◆ What to do ◆
Tally the lines in the records underneath that contain the string "valve", and state the figure by itself.

Stored data

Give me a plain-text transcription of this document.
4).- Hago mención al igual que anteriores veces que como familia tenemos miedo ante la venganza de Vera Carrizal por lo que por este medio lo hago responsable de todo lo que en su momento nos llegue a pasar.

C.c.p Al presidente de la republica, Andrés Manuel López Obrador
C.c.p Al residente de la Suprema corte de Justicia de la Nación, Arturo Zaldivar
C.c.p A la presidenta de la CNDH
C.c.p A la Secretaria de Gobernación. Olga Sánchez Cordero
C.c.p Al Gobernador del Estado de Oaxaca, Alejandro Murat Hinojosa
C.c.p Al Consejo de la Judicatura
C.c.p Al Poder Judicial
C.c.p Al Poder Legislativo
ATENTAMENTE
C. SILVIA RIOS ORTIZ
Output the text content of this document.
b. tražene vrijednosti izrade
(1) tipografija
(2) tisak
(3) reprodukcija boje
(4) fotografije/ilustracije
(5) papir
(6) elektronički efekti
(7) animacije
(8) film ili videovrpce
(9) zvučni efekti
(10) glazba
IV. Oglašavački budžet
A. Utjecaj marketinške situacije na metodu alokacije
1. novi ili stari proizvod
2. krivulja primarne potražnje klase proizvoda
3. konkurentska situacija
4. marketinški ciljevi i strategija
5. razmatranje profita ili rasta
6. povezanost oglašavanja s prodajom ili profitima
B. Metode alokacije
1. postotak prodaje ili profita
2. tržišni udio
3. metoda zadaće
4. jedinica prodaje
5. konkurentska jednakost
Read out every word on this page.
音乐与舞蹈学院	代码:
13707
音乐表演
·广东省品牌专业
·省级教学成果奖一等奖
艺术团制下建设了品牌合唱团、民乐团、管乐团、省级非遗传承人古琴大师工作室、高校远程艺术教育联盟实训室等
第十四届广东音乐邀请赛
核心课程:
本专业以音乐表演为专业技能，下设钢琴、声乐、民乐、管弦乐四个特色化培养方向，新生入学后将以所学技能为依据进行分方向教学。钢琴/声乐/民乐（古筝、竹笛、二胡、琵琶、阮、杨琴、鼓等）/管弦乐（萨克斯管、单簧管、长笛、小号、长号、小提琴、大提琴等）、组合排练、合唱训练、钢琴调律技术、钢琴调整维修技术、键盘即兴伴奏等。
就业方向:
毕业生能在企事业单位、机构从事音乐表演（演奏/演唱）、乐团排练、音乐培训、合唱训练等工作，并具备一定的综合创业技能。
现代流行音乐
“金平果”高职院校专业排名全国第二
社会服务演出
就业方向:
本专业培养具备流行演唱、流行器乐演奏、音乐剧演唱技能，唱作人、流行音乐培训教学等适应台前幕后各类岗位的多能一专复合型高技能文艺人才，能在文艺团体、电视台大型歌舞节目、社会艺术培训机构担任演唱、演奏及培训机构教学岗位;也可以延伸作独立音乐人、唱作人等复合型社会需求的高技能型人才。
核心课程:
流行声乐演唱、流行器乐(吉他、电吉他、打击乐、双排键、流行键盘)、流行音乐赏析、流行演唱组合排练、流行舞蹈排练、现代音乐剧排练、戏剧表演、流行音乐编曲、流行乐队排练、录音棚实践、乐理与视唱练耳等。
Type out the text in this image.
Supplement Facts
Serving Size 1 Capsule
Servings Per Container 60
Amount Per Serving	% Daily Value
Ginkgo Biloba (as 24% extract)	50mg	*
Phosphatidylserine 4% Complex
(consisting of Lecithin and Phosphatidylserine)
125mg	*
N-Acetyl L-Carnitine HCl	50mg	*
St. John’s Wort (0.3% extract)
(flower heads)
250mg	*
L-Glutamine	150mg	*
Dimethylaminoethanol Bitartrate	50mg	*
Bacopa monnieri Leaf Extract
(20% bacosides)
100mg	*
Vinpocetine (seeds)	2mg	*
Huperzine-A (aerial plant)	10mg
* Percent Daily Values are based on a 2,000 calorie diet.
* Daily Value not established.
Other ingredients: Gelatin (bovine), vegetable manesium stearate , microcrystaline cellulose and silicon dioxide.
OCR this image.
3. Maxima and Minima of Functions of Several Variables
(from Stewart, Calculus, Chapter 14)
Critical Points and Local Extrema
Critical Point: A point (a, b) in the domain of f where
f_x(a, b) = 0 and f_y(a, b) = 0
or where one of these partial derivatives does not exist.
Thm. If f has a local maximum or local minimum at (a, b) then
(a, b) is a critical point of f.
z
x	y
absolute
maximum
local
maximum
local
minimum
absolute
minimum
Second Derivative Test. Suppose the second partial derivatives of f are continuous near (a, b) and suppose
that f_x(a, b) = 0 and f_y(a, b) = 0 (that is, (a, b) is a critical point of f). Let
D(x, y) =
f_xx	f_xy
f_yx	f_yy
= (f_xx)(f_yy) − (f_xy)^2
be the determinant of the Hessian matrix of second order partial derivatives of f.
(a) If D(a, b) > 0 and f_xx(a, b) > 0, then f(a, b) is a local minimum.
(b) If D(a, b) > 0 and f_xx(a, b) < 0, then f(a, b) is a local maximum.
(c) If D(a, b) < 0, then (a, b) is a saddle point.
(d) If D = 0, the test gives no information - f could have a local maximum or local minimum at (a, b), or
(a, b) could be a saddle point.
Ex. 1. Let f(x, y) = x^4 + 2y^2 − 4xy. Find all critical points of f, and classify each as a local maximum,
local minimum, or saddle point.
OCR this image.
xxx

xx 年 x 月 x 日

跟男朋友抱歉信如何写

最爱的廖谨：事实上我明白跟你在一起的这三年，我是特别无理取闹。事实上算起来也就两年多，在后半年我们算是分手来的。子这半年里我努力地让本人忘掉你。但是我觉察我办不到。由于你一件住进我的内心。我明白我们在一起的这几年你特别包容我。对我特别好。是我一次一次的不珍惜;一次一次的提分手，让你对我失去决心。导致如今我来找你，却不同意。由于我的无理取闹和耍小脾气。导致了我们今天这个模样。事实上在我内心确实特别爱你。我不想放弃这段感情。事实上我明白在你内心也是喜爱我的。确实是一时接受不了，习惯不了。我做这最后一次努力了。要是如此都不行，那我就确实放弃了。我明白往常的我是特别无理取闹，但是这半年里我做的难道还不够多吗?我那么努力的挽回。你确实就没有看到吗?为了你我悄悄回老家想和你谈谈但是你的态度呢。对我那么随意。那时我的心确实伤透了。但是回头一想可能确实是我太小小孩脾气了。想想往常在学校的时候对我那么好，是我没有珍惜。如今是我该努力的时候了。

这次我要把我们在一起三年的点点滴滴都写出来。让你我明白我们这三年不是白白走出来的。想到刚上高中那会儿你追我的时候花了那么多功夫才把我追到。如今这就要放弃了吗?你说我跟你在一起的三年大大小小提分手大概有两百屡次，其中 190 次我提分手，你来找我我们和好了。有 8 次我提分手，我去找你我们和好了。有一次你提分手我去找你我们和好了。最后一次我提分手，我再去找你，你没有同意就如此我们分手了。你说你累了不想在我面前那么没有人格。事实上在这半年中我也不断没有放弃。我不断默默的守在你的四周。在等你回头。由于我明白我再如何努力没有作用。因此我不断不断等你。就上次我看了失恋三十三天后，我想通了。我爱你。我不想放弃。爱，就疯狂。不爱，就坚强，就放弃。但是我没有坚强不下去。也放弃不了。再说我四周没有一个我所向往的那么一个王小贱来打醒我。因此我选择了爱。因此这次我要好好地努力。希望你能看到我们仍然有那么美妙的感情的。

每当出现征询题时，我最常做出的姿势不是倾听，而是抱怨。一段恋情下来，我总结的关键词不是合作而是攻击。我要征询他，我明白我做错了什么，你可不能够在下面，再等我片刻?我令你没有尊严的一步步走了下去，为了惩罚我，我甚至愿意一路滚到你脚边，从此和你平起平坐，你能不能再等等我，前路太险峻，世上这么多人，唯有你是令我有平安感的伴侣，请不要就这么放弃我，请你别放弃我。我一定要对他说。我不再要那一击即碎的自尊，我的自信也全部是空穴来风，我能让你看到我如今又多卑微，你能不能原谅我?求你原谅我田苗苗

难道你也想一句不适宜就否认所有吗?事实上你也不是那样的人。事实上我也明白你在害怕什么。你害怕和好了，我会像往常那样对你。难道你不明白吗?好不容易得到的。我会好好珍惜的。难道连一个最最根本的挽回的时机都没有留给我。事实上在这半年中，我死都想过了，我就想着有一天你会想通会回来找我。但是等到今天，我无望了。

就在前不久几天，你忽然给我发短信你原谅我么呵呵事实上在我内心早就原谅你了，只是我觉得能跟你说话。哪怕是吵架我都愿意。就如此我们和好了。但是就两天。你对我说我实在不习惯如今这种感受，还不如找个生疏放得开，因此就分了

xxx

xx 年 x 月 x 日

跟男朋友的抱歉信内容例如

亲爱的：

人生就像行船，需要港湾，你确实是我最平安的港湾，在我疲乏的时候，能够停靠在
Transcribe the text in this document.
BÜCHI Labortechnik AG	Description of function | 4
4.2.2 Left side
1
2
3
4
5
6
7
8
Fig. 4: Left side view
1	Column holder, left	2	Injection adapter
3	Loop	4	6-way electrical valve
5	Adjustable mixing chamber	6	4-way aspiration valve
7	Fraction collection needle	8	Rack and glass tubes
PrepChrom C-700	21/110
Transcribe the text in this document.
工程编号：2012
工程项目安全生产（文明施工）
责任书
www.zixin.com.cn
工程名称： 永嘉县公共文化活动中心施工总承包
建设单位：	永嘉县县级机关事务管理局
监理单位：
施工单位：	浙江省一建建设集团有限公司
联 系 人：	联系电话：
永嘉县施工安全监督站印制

◆ Solution to this task ◆
2